Task requirements →
For the data below, report the number of lines that contain the string "glucose" and nothing else.

(Extracts from a graphics dataset)

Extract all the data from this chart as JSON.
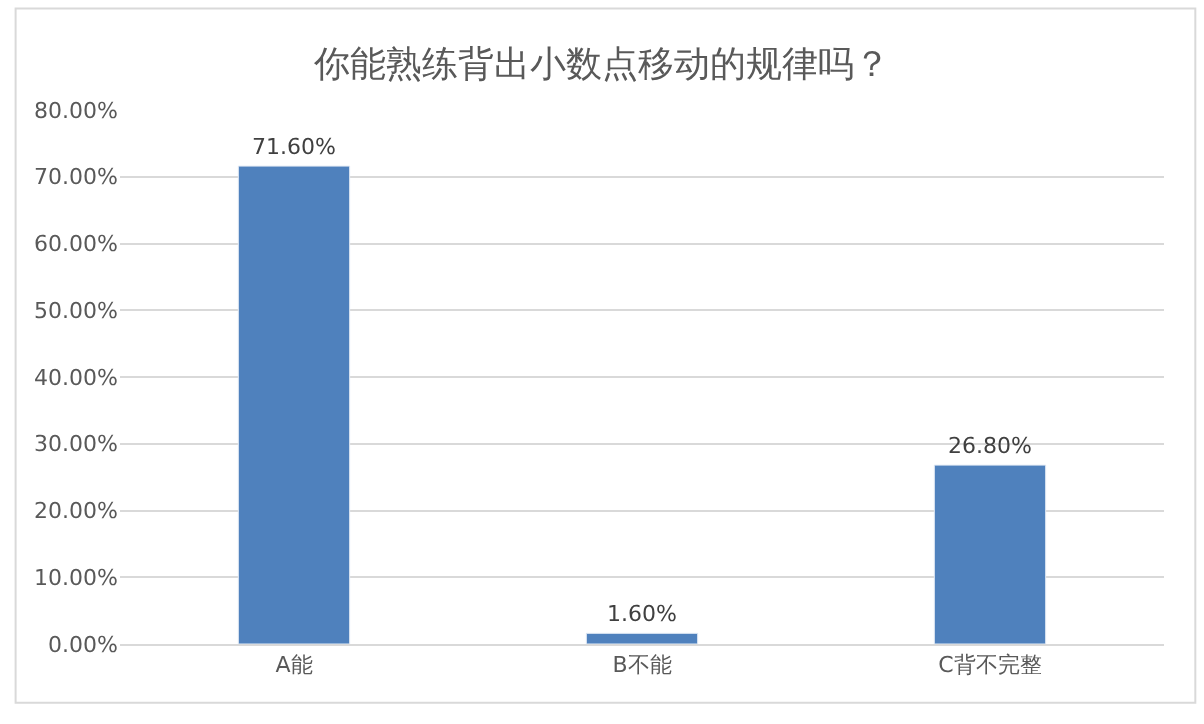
{
  "chart_data": {
    "type": "bar",
    "title": "你能熟练背出小数点移动的规律吗？",
    "categories": [
      "A能",
      "B不能",
      "C背不完整"
    ],
    "series": [
      {
        "color": "#4f81bd",
        "values": [
          71.6,
          1.6,
          26.8
        ],
        "value_labels": [
          "71.60%",
          "1.60%",
          "26.80%"
        ]
      }
    ],
    "ylim": [
      0,
      80
    ],
    "yticks": [
      {
        "value": 0,
        "label": "0.00%"
      },
      {
        "value": 10,
        "label": "10.00%"
      },
      {
        "value": 20,
        "label": "20.00%"
      },
      {
        "value": 30,
        "label": "30.00%"
      },
      {
        "value": 40,
        "label": "40.00%"
      },
      {
        "value": 50,
        "label": "50.00%"
      },
      {
        "value": 60,
        "label": "60.00%"
      },
      {
        "value": 70,
        "label": "70.00%"
      },
      {
        "value": 80,
        "label": "80.00%"
      }
    ],
    "grid": "y"
  }
}
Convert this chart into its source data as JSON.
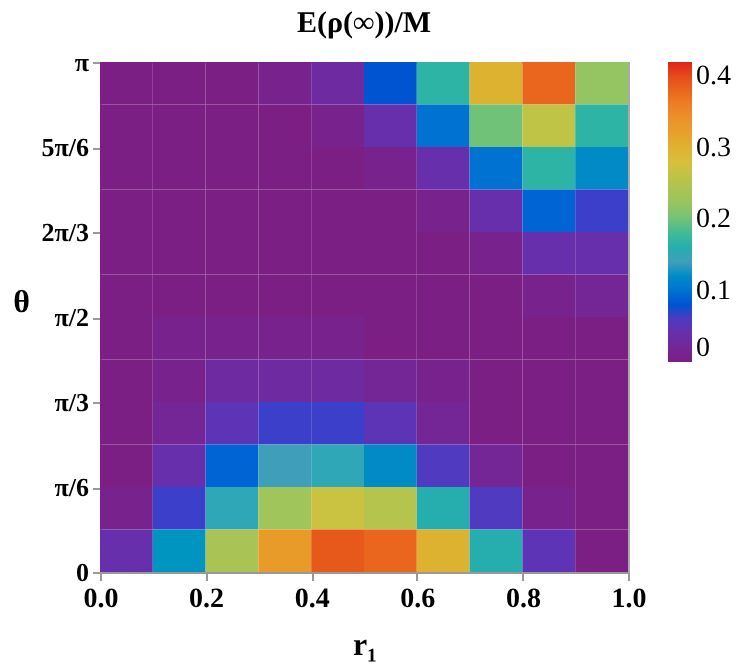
{
  "chart_data": {
    "type": "heatmap",
    "title": "E(ρ(∞))/M",
    "xlabel": "r₁",
    "ylabel": "θ",
    "x": [
      0.05,
      0.15,
      0.25,
      0.35,
      0.45,
      0.55,
      0.65,
      0.75,
      0.85,
      0.95
    ],
    "cells": [
      [
        0,
        0,
        0,
        0.01,
        0.03,
        0.08,
        0.17,
        0.3,
        0.38,
        0.22
      ],
      [
        0,
        0,
        0,
        0,
        0.01,
        0.04,
        0.1,
        0.2,
        0.26,
        0.17
      ],
      [
        0,
        0,
        0,
        0,
        0,
        0.01,
        0.04,
        0.1,
        0.17,
        0.12
      ],
      [
        0,
        0,
        0,
        0,
        0,
        0,
        0.01,
        0.04,
        0.09,
        0.07
      ],
      [
        0,
        0,
        0,
        0,
        0,
        0,
        0,
        0.01,
        0.04,
        0.04
      ],
      [
        0,
        0,
        0,
        0,
        0,
        0,
        0,
        0,
        0.01,
        0.02
      ],
      [
        0,
        0.01,
        0.01,
        0.01,
        0.01,
        0,
        0,
        0,
        0,
        0
      ],
      [
        0,
        0.01,
        0.03,
        0.03,
        0.03,
        0.02,
        0.01,
        0,
        0,
        0
      ],
      [
        0,
        0.02,
        0.05,
        0.07,
        0.07,
        0.05,
        0.02,
        0,
        0,
        0
      ],
      [
        0,
        0.04,
        0.09,
        0.14,
        0.15,
        0.12,
        0.06,
        0.02,
        0,
        0
      ],
      [
        0.01,
        0.07,
        0.15,
        0.23,
        0.27,
        0.25,
        0.16,
        0.06,
        0.01,
        0
      ],
      [
        0.04,
        0.13,
        0.24,
        0.33,
        0.39,
        0.38,
        0.3,
        0.16,
        0.05,
        0
      ]
    ],
    "xlim": [
      0,
      1
    ],
    "xticks": [
      {
        "value": 0,
        "label": "0.0"
      },
      0.2,
      0.4,
      0.6,
      0.8,
      {
        "value": 1,
        "label": "1.0"
      }
    ],
    "ylim": [
      0,
      3.1416
    ],
    "yticks": [
      0,
      {
        "value": 0.5236,
        "label": "π/6"
      },
      {
        "value": 1.0472,
        "label": "π/3"
      },
      {
        "value": 1.5708,
        "label": "π/2"
      },
      {
        "value": 2.0944,
        "label": "2π/3"
      },
      {
        "value": 2.618,
        "label": "5π/6"
      },
      {
        "value": 3.1416,
        "label": "π"
      }
    ],
    "clim": [
      0,
      0.42
    ],
    "cticks": [
      0,
      0.1,
      0.2,
      0.3,
      0.4
    ]
  }
}
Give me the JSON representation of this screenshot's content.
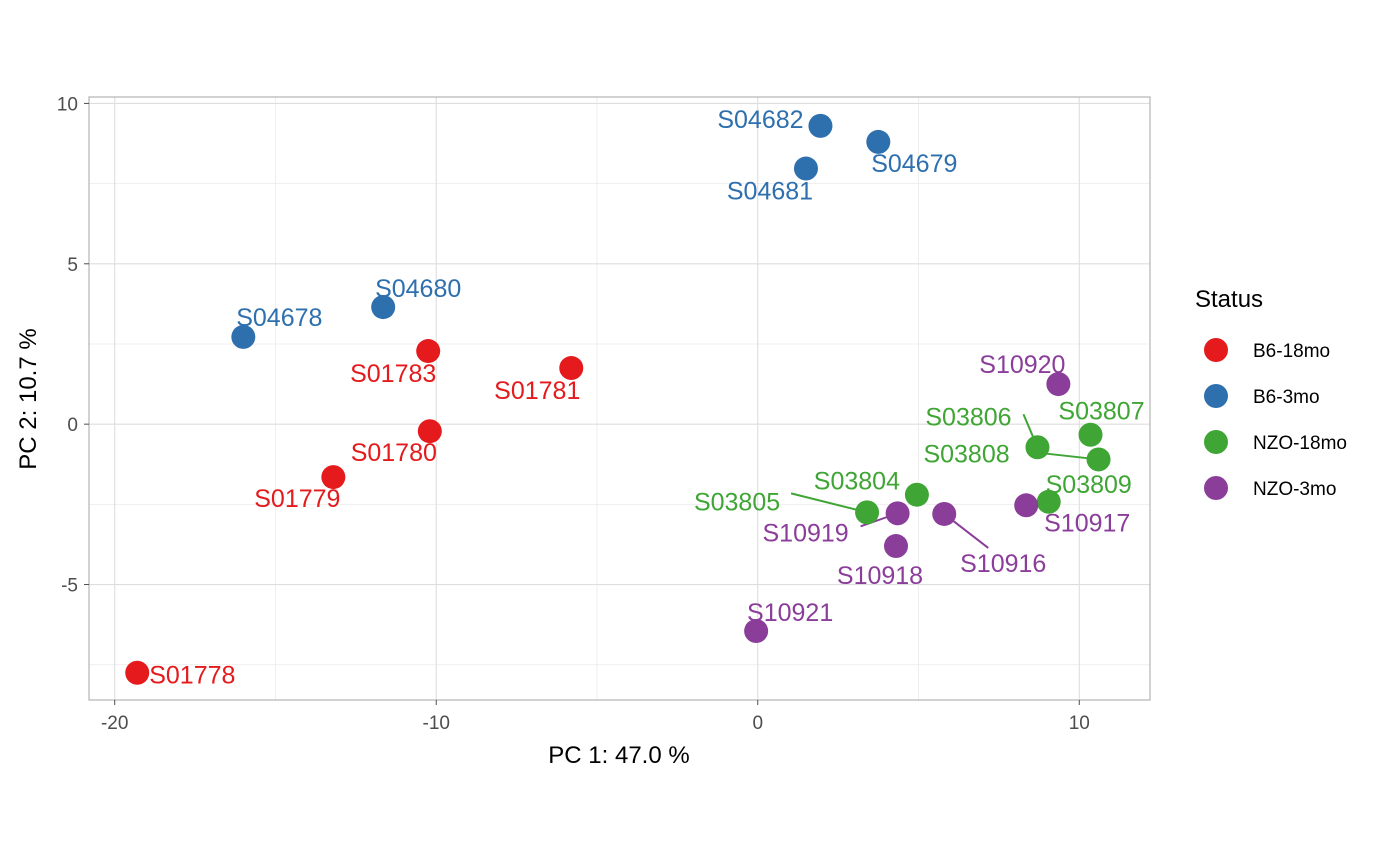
{
  "chart_data": {
    "type": "scatter",
    "xlabel": "PC 1: 47.0 %",
    "ylabel": "PC 2: 10.7 %",
    "xlim": [
      -20.8,
      12.2
    ],
    "ylim": [
      -8.6,
      10.2
    ],
    "x_ticks": [
      -20,
      -10,
      0,
      10
    ],
    "y_ticks": [
      -5,
      0,
      5,
      10
    ],
    "grid": true,
    "legend": {
      "title": "Status",
      "placement": "right"
    },
    "series": [
      {
        "name": "B6-18mo",
        "color": "#E41A1C",
        "points": [
          {
            "label": "S01778",
            "x": -19.3,
            "y": -7.75
          },
          {
            "label": "S01779",
            "x": -13.2,
            "y": -1.65
          },
          {
            "label": "S01780",
            "x": -10.2,
            "y": -0.22
          },
          {
            "label": "S01783",
            "x": -10.25,
            "y": 2.28
          },
          {
            "label": "S01781",
            "x": -5.8,
            "y": 1.75
          }
        ]
      },
      {
        "name": "B6-3mo",
        "color": "#2E6FAE",
        "points": [
          {
            "label": "S04678",
            "x": -16.0,
            "y": 2.72
          },
          {
            "label": "S04680",
            "x": -11.65,
            "y": 3.65
          },
          {
            "label": "S04682",
            "x": 1.95,
            "y": 9.3
          },
          {
            "label": "S04679",
            "x": 3.75,
            "y": 8.8
          },
          {
            "label": "S04681",
            "x": 1.5,
            "y": 7.97
          }
        ]
      },
      {
        "name": "NZO-18mo",
        "color": "#3FA535",
        "points": [
          {
            "label": "S03805",
            "x": 3.4,
            "y": -2.75
          },
          {
            "label": "S03804",
            "x": 4.95,
            "y": -2.2
          },
          {
            "label": "S03806",
            "x": 8.7,
            "y": -0.72
          },
          {
            "label": "S03807",
            "x": 10.35,
            "y": -0.33
          },
          {
            "label": "S03808",
            "x": 10.6,
            "y": -1.1
          },
          {
            "label": "S03809",
            "x": 9.05,
            "y": -2.42
          }
        ]
      },
      {
        "name": "NZO-3mo",
        "color": "#8A3D99",
        "points": [
          {
            "label": "S10920",
            "x": 9.35,
            "y": 1.25
          },
          {
            "label": "S10917",
            "x": 8.35,
            "y": -2.53
          },
          {
            "label": "S10916",
            "x": 5.8,
            "y": -2.8
          },
          {
            "label": "S10919",
            "x": 4.35,
            "y": -2.78
          },
          {
            "label": "S10918",
            "x": 4.3,
            "y": -3.8
          },
          {
            "label": "S10921",
            "x": -0.05,
            "y": -6.45
          }
        ]
      }
    ]
  }
}
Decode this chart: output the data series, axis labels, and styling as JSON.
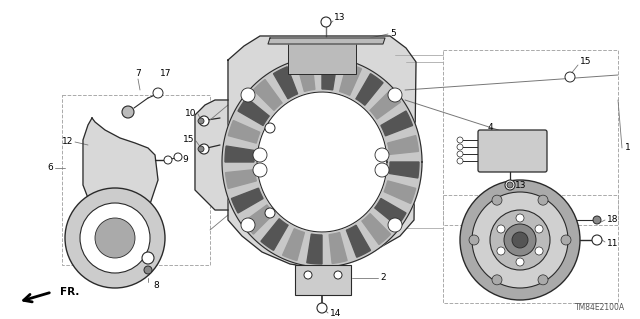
{
  "bg_color": "#ffffff",
  "diagram_code": "TM84E2100A",
  "fr_label": "FR.",
  "lfs": 6.5,
  "dgray": "#2a2a2a",
  "mgray": "#777777",
  "lgray": "#aaaaaa",
  "fillgray": "#d8d8d8",
  "darkfill": "#555555"
}
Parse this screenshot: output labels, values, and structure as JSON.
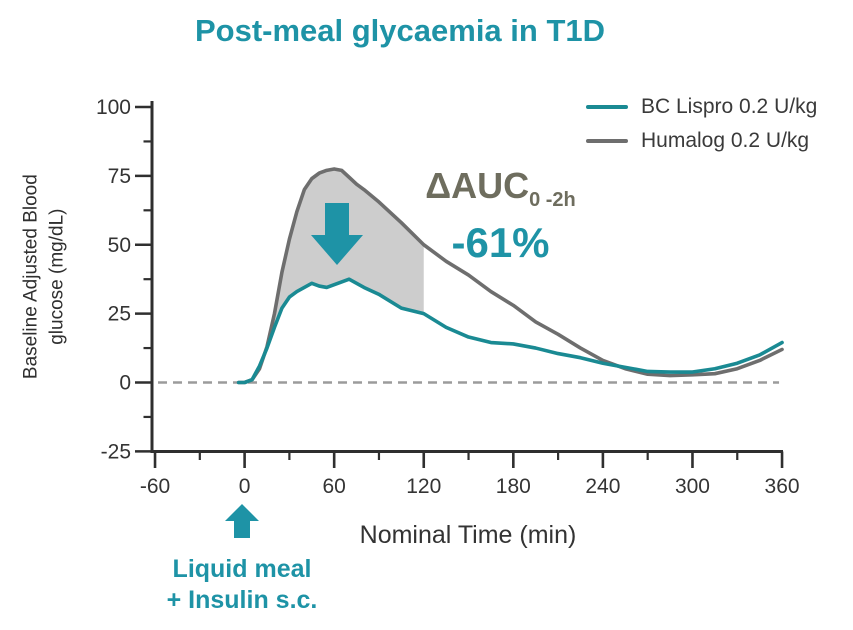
{
  "colors": {
    "accent": "#1e93a6",
    "teal_line": "#1a8a93",
    "gray_line": "#6e6e6e",
    "shade": "#cdcdcd",
    "dashed": "#9b9b9b",
    "axis": "#2f2f2f",
    "tick_text": "#343434",
    "legend_text": "#3a3a3a",
    "auc_text": "#6e6d5e"
  },
  "annotation": {
    "label": "ΔAUC",
    "subscript": "0 -2h",
    "value": "-61%"
  },
  "meal_marker": {
    "line1": "Liquid meal",
    "line2": "+ Insulin s.c."
  },
  "chart_data": {
    "type": "line",
    "title": "Post-meal glycaemia in T1D",
    "xlabel": "Nominal Time (min)",
    "ylabel": "Baseline Adjusted Blood glucose (mg/dL)",
    "ylabel_lines": [
      "Baseline Adjusted Blood",
      "glucose (mg/dL)"
    ],
    "xlim": [
      -60,
      360
    ],
    "ylim": [
      -25,
      100
    ],
    "x_ticks": [
      -60,
      0,
      60,
      120,
      180,
      240,
      300,
      360
    ],
    "x_minor_ticks": [
      -30,
      30,
      90,
      150,
      210,
      270,
      330
    ],
    "y_ticks": [
      100,
      75,
      50,
      25,
      0,
      -25
    ],
    "y_minor_ticks": [
      87.5,
      62.5,
      37.5,
      12.5,
      -12.5
    ],
    "zero_line": {
      "y": 0,
      "style": "dashed"
    },
    "legend_position": "top-right",
    "grid": false,
    "x": [
      -4,
      0,
      5,
      10,
      15,
      20,
      25,
      30,
      35,
      40,
      45,
      50,
      55,
      60,
      65,
      70,
      75,
      80,
      90,
      105,
      120,
      135,
      150,
      165,
      180,
      195,
      210,
      225,
      240,
      255,
      270,
      285,
      300,
      315,
      330,
      345,
      360
    ],
    "series": [
      {
        "name": "BC Lispro 0.2 U/kg",
        "color": "#1a8a93",
        "values": [
          0,
          0,
          1,
          6,
          12.5,
          20,
          27,
          31,
          33,
          34.5,
          36,
          35,
          34.5,
          35.5,
          36.5,
          37.5,
          36,
          34.5,
          32,
          27,
          25,
          20,
          16.5,
          14.5,
          14,
          12.5,
          10.5,
          9,
          7,
          5.5,
          4,
          3.8,
          3.8,
          5,
          7,
          10,
          14.5
        ]
      },
      {
        "name": "Humalog 0.2 U/kg",
        "color": "#6e6e6e",
        "values": [
          0,
          0,
          1,
          5,
          13,
          25,
          40,
          52,
          62,
          70,
          74,
          76,
          77,
          77.5,
          77,
          74.5,
          72,
          70,
          65.5,
          58,
          50,
          44,
          39,
          33,
          28,
          22,
          17.5,
          12.5,
          8,
          5,
          3,
          2.5,
          2.8,
          3.2,
          5,
          8,
          12
        ]
      }
    ],
    "shaded_region": {
      "between": [
        "BC Lispro 0.2 U/kg",
        "Humalog 0.2 U/kg"
      ],
      "x_range": [
        0,
        120
      ],
      "color": "#cdcdcd",
      "label": "ΔAUC 0-2h -61%"
    }
  }
}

Exercise result →
2